* Task to carry out:
Copy the data precisely, character for character, and leave out every picture.
-------- Information given
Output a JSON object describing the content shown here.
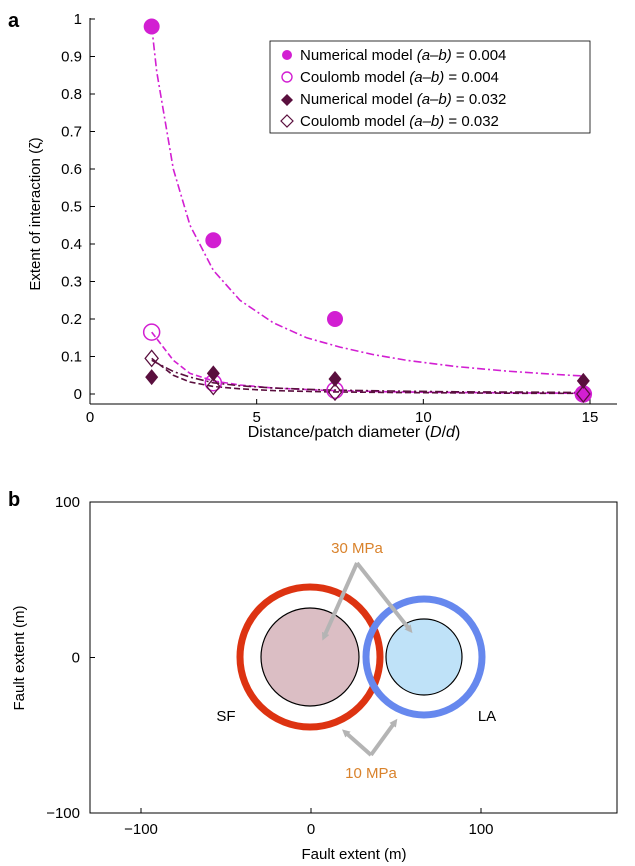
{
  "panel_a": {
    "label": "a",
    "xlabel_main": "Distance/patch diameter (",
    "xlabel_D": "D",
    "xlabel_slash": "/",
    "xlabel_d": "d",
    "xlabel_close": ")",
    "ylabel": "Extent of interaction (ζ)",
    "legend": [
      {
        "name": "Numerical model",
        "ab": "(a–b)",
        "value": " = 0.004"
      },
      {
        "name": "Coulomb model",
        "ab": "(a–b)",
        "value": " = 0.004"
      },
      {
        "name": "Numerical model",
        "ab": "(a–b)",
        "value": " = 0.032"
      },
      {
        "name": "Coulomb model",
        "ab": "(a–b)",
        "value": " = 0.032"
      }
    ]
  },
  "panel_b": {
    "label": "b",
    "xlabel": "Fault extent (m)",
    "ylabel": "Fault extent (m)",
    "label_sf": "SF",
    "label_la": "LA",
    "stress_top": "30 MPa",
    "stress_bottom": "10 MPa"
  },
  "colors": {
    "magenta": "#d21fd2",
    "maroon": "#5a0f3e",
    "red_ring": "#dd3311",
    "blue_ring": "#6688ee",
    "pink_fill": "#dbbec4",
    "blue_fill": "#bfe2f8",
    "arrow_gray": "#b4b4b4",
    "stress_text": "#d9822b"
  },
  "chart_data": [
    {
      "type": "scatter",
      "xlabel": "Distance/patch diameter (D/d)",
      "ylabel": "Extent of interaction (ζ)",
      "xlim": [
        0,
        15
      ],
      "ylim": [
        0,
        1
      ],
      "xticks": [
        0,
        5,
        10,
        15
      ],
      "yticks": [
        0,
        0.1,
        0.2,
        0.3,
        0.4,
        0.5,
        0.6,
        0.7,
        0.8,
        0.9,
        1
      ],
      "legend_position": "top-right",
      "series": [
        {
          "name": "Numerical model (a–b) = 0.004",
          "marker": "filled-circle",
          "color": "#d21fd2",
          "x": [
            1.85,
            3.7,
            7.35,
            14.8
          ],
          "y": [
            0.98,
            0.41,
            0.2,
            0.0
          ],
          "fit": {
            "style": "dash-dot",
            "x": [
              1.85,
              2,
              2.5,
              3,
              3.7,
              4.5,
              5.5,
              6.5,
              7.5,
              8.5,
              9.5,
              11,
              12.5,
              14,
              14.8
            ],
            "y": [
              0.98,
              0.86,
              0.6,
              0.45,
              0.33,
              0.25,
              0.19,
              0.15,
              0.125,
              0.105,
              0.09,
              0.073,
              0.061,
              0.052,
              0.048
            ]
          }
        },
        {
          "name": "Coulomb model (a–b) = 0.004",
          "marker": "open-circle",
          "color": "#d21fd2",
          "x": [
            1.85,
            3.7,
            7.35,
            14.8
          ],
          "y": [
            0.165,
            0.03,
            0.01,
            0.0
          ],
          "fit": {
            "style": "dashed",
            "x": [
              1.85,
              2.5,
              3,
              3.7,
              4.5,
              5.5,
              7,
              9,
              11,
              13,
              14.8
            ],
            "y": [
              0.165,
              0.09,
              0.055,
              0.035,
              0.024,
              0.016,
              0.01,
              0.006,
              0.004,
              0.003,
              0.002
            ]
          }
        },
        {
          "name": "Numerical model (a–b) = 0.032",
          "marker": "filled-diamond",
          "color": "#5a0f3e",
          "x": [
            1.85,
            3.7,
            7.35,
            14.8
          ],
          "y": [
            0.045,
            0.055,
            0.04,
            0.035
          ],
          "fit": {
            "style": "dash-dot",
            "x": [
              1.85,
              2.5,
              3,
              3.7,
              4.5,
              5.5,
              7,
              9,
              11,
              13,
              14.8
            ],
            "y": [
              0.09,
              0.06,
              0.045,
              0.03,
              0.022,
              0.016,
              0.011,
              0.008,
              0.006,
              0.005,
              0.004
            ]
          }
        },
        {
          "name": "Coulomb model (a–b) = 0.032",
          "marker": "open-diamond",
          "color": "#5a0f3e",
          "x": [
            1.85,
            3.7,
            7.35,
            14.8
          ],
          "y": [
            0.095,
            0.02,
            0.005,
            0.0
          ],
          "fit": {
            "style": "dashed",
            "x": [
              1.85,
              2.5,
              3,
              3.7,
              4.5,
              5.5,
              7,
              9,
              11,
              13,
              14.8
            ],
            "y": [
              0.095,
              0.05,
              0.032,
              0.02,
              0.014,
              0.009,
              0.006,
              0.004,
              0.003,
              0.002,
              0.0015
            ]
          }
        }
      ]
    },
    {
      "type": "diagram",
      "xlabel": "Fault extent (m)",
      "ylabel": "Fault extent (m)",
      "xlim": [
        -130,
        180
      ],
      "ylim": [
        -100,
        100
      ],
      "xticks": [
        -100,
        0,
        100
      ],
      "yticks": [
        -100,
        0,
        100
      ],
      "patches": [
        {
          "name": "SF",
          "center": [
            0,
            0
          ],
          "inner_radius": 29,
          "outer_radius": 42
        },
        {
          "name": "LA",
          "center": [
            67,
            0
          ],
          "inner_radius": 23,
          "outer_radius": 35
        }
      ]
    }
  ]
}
----------------
* Exercise solution:
Output a JSON object describing the content shown here.
{
  "panel_a": {
    "label": "a",
    "xlabel_main": "Distance/patch diameter (",
    "xlabel_D": "D",
    "xlabel_slash": "/",
    "xlabel_d": "d",
    "xlabel_close": ")",
    "ylabel": "Extent of interaction (ζ)",
    "legend": [
      {
        "name": "Numerical model",
        "ab": "(a–b)",
        "value": " = 0.004"
      },
      {
        "name": "Coulomb model",
        "ab": "(a–b)",
        "value": " = 0.004"
      },
      {
        "name": "Numerical model",
        "ab": "(a–b)",
        "value": " = 0.032"
      },
      {
        "name": "Coulomb model",
        "ab": "(a–b)",
        "value": " = 0.032"
      }
    ]
  },
  "panel_b": {
    "label": "b",
    "xlabel": "Fault extent (m)",
    "ylabel": "Fault extent (m)",
    "label_sf": "SF",
    "label_la": "LA",
    "stress_top": "30 MPa",
    "stress_bottom": "10 MPa"
  },
  "colors": {
    "magenta": "#d21fd2",
    "maroon": "#5a0f3e",
    "red_ring": "#dd3311",
    "blue_ring": "#6688ee",
    "pink_fill": "#dbbec4",
    "blue_fill": "#bfe2f8",
    "arrow_gray": "#b4b4b4",
    "stress_text": "#d9822b"
  },
  "chart_data": [
    {
      "type": "scatter",
      "xlabel": "Distance/patch diameter (D/d)",
      "ylabel": "Extent of interaction (ζ)",
      "xlim": [
        0,
        15
      ],
      "ylim": [
        0,
        1
      ],
      "xticks": [
        0,
        5,
        10,
        15
      ],
      "yticks": [
        0,
        0.1,
        0.2,
        0.3,
        0.4,
        0.5,
        0.6,
        0.7,
        0.8,
        0.9,
        1
      ],
      "legend_position": "top-right",
      "series": [
        {
          "name": "Numerical model (a–b) = 0.004",
          "marker": "filled-circle",
          "color": "#d21fd2",
          "x": [
            1.85,
            3.7,
            7.35,
            14.8
          ],
          "y": [
            0.98,
            0.41,
            0.2,
            0.0
          ],
          "fit": {
            "style": "dash-dot",
            "x": [
              1.85,
              2,
              2.5,
              3,
              3.7,
              4.5,
              5.5,
              6.5,
              7.5,
              8.5,
              9.5,
              11,
              12.5,
              14,
              14.8
            ],
            "y": [
              0.98,
              0.86,
              0.6,
              0.45,
              0.33,
              0.25,
              0.19,
              0.15,
              0.125,
              0.105,
              0.09,
              0.073,
              0.061,
              0.052,
              0.048
            ]
          }
        },
        {
          "name": "Coulomb model (a–b) = 0.004",
          "marker": "open-circle",
          "color": "#d21fd2",
          "x": [
            1.85,
            3.7,
            7.35,
            14.8
          ],
          "y": [
            0.165,
            0.03,
            0.01,
            0.0
          ],
          "fit": {
            "style": "dashed",
            "x": [
              1.85,
              2.5,
              3,
              3.7,
              4.5,
              5.5,
              7,
              9,
              11,
              13,
              14.8
            ],
            "y": [
              0.165,
              0.09,
              0.055,
              0.035,
              0.024,
              0.016,
              0.01,
              0.006,
              0.004,
              0.003,
              0.002
            ]
          }
        },
        {
          "name": "Numerical model (a–b) = 0.032",
          "marker": "filled-diamond",
          "color": "#5a0f3e",
          "x": [
            1.85,
            3.7,
            7.35,
            14.8
          ],
          "y": [
            0.045,
            0.055,
            0.04,
            0.035
          ],
          "fit": {
            "style": "dash-dot",
            "x": [
              1.85,
              2.5,
              3,
              3.7,
              4.5,
              5.5,
              7,
              9,
              11,
              13,
              14.8
            ],
            "y": [
              0.09,
              0.06,
              0.045,
              0.03,
              0.022,
              0.016,
              0.011,
              0.008,
              0.006,
              0.005,
              0.004
            ]
          }
        },
        {
          "name": "Coulomb model (a–b) = 0.032",
          "marker": "open-diamond",
          "color": "#5a0f3e",
          "x": [
            1.85,
            3.7,
            7.35,
            14.8
          ],
          "y": [
            0.095,
            0.02,
            0.005,
            0.0
          ],
          "fit": {
            "style": "dashed",
            "x": [
              1.85,
              2.5,
              3,
              3.7,
              4.5,
              5.5,
              7,
              9,
              11,
              13,
              14.8
            ],
            "y": [
              0.095,
              0.05,
              0.032,
              0.02,
              0.014,
              0.009,
              0.006,
              0.004,
              0.003,
              0.002,
              0.0015
            ]
          }
        }
      ]
    },
    {
      "type": "diagram",
      "xlabel": "Fault extent (m)",
      "ylabel": "Fault extent (m)",
      "xlim": [
        -130,
        180
      ],
      "ylim": [
        -100,
        100
      ],
      "xticks": [
        -100,
        0,
        100
      ],
      "yticks": [
        -100,
        0,
        100
      ],
      "patches": [
        {
          "name": "SF",
          "center": [
            0,
            0
          ],
          "inner_radius": 29,
          "outer_radius": 42
        },
        {
          "name": "LA",
          "center": [
            67,
            0
          ],
          "inner_radius": 23,
          "outer_radius": 35
        }
      ]
    }
  ]
}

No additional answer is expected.